▶ Requirement:
Return the listing below verbatim. Pictures do not belong in the copy.

Raw records:
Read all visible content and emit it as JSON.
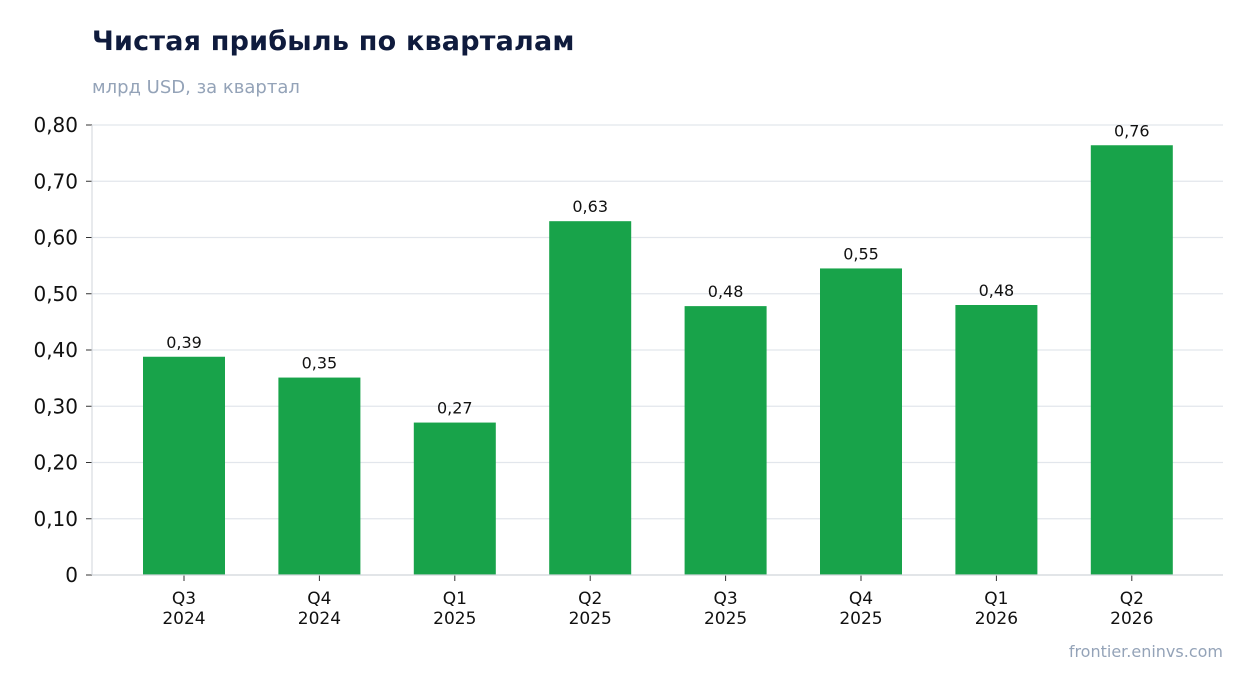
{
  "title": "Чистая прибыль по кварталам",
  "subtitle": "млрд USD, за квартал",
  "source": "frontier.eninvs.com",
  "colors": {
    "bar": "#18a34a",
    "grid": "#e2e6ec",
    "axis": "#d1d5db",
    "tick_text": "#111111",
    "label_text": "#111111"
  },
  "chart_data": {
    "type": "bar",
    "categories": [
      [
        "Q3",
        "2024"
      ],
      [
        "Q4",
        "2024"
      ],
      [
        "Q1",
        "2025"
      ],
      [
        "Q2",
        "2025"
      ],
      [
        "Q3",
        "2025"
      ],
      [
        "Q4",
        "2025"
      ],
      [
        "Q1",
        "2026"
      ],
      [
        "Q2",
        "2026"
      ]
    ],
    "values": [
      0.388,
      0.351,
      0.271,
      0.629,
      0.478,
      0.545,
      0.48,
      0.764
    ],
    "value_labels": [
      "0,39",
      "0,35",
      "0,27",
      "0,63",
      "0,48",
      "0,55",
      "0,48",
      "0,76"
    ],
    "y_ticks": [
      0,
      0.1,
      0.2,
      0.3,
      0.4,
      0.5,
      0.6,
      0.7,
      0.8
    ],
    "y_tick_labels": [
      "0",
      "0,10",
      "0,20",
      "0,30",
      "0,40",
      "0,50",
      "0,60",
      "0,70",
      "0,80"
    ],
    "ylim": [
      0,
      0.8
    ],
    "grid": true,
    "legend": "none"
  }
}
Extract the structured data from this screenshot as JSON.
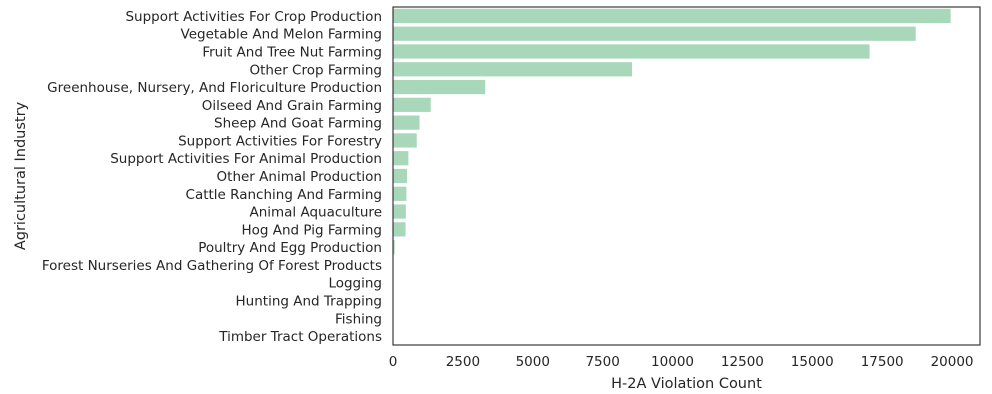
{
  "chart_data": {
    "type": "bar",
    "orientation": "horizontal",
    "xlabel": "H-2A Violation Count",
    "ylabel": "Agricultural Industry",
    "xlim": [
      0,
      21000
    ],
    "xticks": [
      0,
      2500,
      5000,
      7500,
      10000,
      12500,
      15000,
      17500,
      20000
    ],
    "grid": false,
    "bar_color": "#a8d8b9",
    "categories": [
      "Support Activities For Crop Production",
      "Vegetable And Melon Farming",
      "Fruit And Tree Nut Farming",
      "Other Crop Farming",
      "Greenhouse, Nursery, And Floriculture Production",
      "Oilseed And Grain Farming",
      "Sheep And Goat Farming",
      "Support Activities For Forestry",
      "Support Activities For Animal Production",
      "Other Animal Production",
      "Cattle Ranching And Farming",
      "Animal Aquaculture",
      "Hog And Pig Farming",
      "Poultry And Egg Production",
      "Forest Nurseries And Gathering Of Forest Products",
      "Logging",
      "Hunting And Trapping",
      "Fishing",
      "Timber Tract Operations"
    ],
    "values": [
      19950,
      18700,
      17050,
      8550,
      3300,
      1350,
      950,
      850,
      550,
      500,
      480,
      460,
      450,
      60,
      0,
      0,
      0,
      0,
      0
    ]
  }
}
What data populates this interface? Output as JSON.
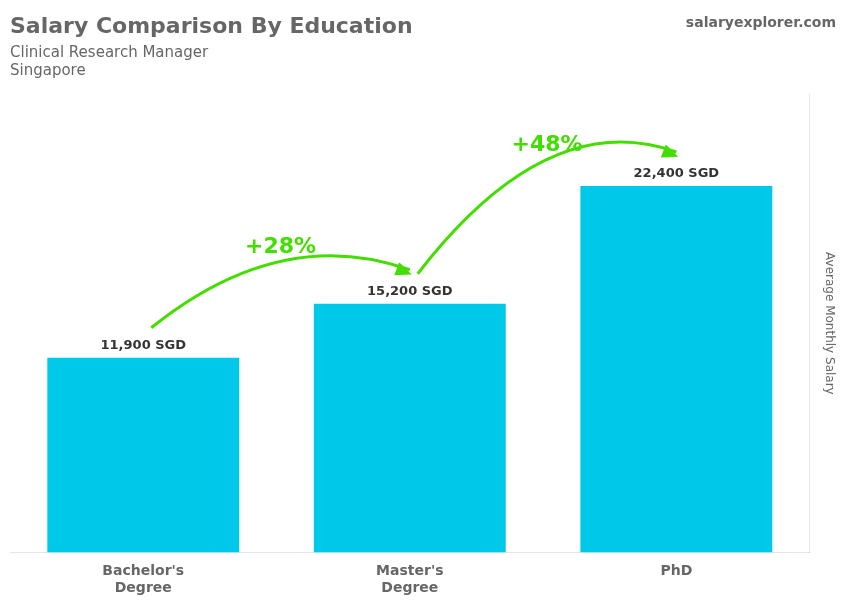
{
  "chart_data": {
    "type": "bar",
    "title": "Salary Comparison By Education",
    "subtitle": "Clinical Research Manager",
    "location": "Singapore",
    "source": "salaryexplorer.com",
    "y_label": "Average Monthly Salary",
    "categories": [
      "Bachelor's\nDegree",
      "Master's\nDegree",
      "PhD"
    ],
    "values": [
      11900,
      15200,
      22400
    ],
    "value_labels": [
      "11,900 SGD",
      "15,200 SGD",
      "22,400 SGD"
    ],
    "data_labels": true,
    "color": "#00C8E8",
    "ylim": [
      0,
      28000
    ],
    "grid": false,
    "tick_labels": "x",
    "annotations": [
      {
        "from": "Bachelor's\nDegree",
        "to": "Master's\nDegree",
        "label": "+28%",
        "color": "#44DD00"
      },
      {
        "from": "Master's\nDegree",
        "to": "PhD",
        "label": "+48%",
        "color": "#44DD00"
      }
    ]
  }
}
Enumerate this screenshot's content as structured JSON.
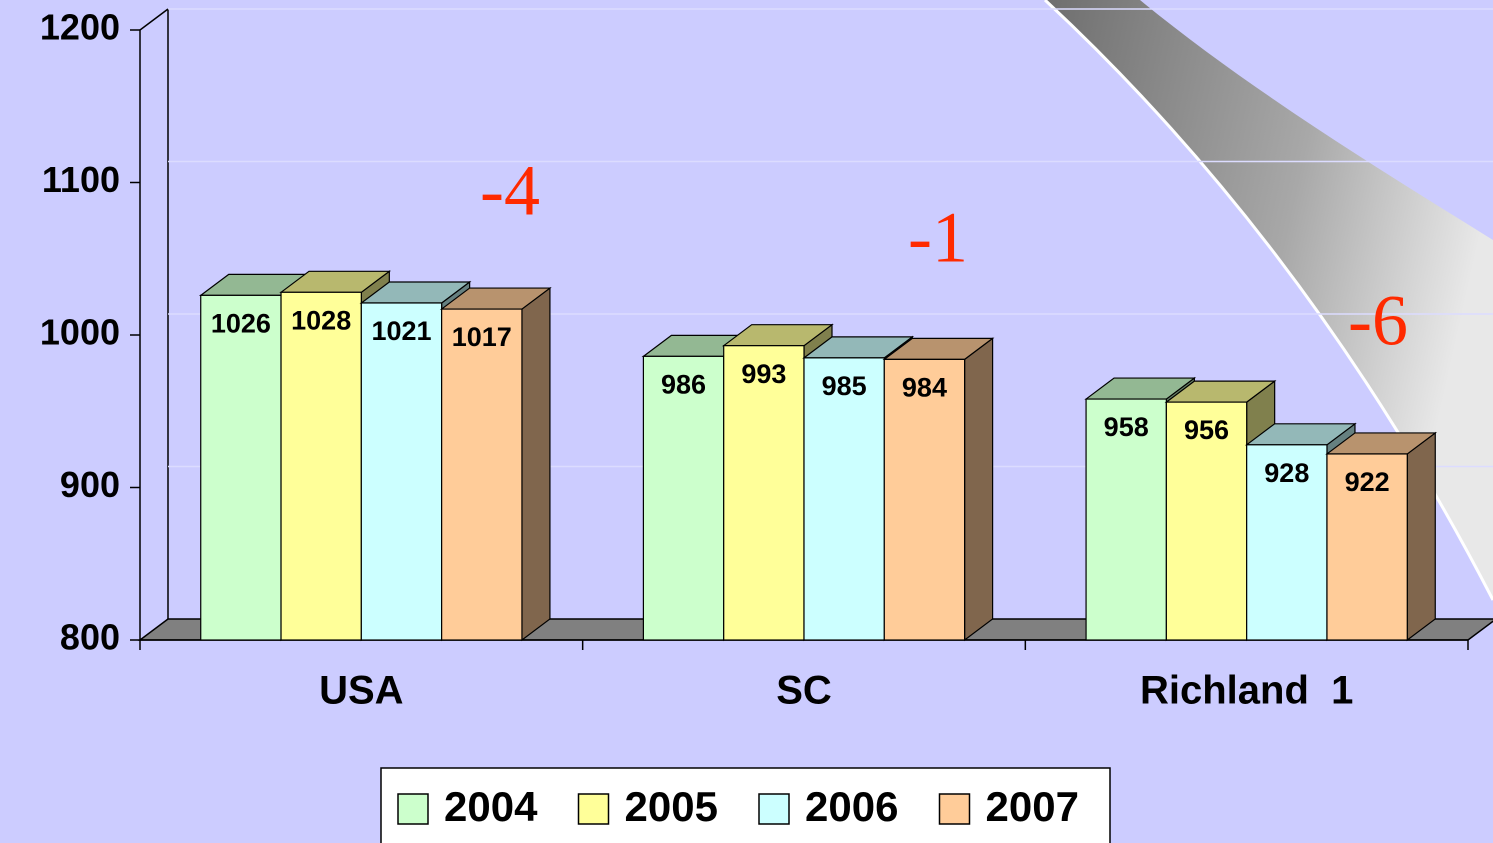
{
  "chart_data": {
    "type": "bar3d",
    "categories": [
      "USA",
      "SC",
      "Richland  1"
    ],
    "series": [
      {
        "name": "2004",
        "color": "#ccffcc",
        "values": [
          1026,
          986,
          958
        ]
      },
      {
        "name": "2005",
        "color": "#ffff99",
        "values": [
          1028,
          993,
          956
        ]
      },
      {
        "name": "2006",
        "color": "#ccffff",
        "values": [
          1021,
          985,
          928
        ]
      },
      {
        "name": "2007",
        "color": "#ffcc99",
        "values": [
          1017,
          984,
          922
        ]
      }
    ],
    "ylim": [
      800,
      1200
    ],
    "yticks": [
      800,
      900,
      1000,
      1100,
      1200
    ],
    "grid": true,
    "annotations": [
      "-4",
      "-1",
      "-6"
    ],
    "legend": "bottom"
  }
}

▶ Exercise result:
Read all visible content and emit it as JSON.
{
  "title": "Чистая прибыль по кварталам",
  "subtitle": "млрд USD, за квартал",
  "source": "frontier.eninvs.com",
  "colors": {
    "bar": "#18a34a",
    "grid": "#e2e6ec",
    "axis": "#d1d5db",
    "tick_text": "#111111",
    "label_text": "#111111"
  },
  "chart_data": {
    "type": "bar",
    "categories": [
      [
        "Q3",
        "2024"
      ],
      [
        "Q4",
        "2024"
      ],
      [
        "Q1",
        "2025"
      ],
      [
        "Q2",
        "2025"
      ],
      [
        "Q3",
        "2025"
      ],
      [
        "Q4",
        "2025"
      ],
      [
        "Q1",
        "2026"
      ],
      [
        "Q2",
        "2026"
      ]
    ],
    "values": [
      0.388,
      0.351,
      0.271,
      0.629,
      0.478,
      0.545,
      0.48,
      0.764
    ],
    "value_labels": [
      "0,39",
      "0,35",
      "0,27",
      "0,63",
      "0,48",
      "0,55",
      "0,48",
      "0,76"
    ],
    "y_ticks": [
      0,
      0.1,
      0.2,
      0.3,
      0.4,
      0.5,
      0.6,
      0.7,
      0.8
    ],
    "y_tick_labels": [
      "0",
      "0,10",
      "0,20",
      "0,30",
      "0,40",
      "0,50",
      "0,60",
      "0,70",
      "0,80"
    ],
    "ylim": [
      0,
      0.8
    ],
    "grid": true,
    "legend": "none"
  }
}
Extract the structured data from this screenshot as JSON.
{
  "chart_data": {
    "type": "bar",
    "orientation": "horizontal",
    "xlabel": "H-2A Violation Count",
    "ylabel": "Agricultural Industry",
    "xlim": [
      0,
      21000
    ],
    "xticks": [
      0,
      2500,
      5000,
      7500,
      10000,
      12500,
      15000,
      17500,
      20000
    ],
    "grid": false,
    "bar_color": "#a8d8b9",
    "categories": [
      "Support Activities For Crop Production",
      "Vegetable And Melon Farming",
      "Fruit And Tree Nut Farming",
      "Other Crop Farming",
      "Greenhouse, Nursery, And Floriculture Production",
      "Oilseed And Grain Farming",
      "Sheep And Goat Farming",
      "Support Activities For Forestry",
      "Support Activities For Animal Production",
      "Other Animal Production",
      "Cattle Ranching And Farming",
      "Animal Aquaculture",
      "Hog And Pig Farming",
      "Poultry And Egg Production",
      "Forest Nurseries And Gathering Of Forest Products",
      "Logging",
      "Hunting And Trapping",
      "Fishing",
      "Timber Tract Operations"
    ],
    "values": [
      19950,
      18700,
      17050,
      8550,
      3300,
      1350,
      950,
      850,
      550,
      500,
      480,
      460,
      450,
      60,
      0,
      0,
      0,
      0,
      0
    ]
  }
}
What data populates this interface? Output as JSON.
{
  "chart_data": {
    "type": "bar",
    "title": "Salary Comparison By Education",
    "subtitle": "Clinical Research Manager",
    "location": "Singapore",
    "source": "salaryexplorer.com",
    "y_label": "Average Monthly Salary",
    "categories": [
      "Bachelor's\nDegree",
      "Master's\nDegree",
      "PhD"
    ],
    "values": [
      11900,
      15200,
      22400
    ],
    "value_labels": [
      "11,900 SGD",
      "15,200 SGD",
      "22,400 SGD"
    ],
    "data_labels": true,
    "color": "#00C8E8",
    "ylim": [
      0,
      28000
    ],
    "grid": false,
    "tick_labels": "x",
    "annotations": [
      {
        "from": "Bachelor's\nDegree",
        "to": "Master's\nDegree",
        "label": "+28%",
        "color": "#44DD00"
      },
      {
        "from": "Master's\nDegree",
        "to": "PhD",
        "label": "+48%",
        "color": "#44DD00"
      }
    ]
  }
}
Enumerate this screenshot's content as structured JSON.
{
  "chart_data": {
    "type": "bar3d",
    "categories": [
      "USA",
      "SC",
      "Richland  1"
    ],
    "series": [
      {
        "name": "2004",
        "color": "#ccffcc",
        "values": [
          1026,
          986,
          958
        ]
      },
      {
        "name": "2005",
        "color": "#ffff99",
        "values": [
          1028,
          993,
          956
        ]
      },
      {
        "name": "2006",
        "color": "#ccffff",
        "values": [
          1021,
          985,
          928
        ]
      },
      {
        "name": "2007",
        "color": "#ffcc99",
        "values": [
          1017,
          984,
          922
        ]
      }
    ],
    "ylim": [
      800,
      1200
    ],
    "yticks": [
      800,
      900,
      1000,
      1100,
      1200
    ],
    "grid": true,
    "annotations": [
      "-4",
      "-1",
      "-6"
    ],
    "legend": "bottom"
  }
}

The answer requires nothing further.